## start Extracted data

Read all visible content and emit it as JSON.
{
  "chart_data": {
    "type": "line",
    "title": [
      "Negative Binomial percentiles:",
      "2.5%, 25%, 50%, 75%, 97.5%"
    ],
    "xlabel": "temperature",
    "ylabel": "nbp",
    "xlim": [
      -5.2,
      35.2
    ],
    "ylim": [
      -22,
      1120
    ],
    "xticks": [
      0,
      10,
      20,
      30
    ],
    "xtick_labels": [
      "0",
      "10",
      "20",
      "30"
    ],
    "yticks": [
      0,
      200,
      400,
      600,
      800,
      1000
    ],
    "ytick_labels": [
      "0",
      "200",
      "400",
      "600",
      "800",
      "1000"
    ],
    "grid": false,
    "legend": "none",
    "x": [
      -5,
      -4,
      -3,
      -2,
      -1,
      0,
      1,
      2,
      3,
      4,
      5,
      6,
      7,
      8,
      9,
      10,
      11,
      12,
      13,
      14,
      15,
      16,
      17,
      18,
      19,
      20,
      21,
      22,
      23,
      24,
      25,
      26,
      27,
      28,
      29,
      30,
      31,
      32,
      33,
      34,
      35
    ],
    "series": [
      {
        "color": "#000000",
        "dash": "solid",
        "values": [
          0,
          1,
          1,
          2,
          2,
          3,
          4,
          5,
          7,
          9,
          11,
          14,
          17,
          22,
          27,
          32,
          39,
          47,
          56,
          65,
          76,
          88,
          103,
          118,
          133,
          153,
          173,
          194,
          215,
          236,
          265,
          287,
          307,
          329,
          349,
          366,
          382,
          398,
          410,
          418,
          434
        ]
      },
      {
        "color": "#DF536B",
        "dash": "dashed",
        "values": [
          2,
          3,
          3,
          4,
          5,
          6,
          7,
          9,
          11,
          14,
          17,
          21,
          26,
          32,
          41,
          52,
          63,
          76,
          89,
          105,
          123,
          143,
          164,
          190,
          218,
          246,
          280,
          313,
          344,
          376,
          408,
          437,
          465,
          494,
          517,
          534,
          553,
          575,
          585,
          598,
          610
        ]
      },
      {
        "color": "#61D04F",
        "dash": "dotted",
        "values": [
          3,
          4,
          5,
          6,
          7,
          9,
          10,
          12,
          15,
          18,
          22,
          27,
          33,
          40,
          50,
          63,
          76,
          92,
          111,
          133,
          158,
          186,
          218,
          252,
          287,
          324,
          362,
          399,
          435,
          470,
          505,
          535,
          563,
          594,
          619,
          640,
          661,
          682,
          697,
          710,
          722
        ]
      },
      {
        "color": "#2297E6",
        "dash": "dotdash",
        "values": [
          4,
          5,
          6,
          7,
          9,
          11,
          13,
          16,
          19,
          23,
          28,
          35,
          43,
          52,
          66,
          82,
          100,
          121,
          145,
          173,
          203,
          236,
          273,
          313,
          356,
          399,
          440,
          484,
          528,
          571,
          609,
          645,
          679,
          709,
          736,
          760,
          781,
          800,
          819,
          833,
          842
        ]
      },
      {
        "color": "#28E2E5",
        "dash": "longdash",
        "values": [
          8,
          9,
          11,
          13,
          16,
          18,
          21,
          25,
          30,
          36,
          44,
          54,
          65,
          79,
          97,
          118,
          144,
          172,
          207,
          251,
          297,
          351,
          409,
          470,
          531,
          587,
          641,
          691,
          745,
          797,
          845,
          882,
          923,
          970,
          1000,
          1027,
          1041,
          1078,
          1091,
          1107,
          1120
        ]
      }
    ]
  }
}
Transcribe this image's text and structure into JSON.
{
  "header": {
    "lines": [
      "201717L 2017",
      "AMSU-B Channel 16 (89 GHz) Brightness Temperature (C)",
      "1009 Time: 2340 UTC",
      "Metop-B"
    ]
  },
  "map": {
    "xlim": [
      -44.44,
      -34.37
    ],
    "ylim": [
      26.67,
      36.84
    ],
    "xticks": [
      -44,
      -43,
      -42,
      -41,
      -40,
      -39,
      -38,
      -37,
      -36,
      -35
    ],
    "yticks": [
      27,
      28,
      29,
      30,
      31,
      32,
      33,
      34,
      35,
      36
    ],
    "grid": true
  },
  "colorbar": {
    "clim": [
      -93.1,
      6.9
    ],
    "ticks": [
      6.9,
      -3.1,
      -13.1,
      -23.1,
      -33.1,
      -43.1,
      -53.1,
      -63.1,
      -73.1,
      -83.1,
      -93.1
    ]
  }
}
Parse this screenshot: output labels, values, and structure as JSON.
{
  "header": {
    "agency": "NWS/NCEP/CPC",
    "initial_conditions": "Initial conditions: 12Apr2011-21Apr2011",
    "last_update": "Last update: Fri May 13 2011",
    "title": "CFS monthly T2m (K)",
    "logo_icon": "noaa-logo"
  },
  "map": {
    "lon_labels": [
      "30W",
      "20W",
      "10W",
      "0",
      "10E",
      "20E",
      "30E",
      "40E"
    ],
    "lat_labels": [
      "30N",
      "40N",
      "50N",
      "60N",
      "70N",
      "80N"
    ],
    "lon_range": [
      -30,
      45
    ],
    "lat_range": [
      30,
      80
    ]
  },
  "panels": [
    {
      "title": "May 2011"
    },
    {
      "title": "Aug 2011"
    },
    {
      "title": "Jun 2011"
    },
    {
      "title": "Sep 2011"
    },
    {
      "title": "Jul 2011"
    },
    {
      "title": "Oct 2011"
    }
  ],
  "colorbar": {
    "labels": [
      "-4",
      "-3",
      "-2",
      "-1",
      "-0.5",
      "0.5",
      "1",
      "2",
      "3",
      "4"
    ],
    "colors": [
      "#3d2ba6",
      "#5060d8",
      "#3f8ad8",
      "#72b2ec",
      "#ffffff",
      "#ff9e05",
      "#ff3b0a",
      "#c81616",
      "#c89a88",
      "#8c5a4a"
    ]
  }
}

## end Extracted data

• _Short exercise_: Find how many lines in the listing hold "structure", and reply with that number only.

• _The reply_: 2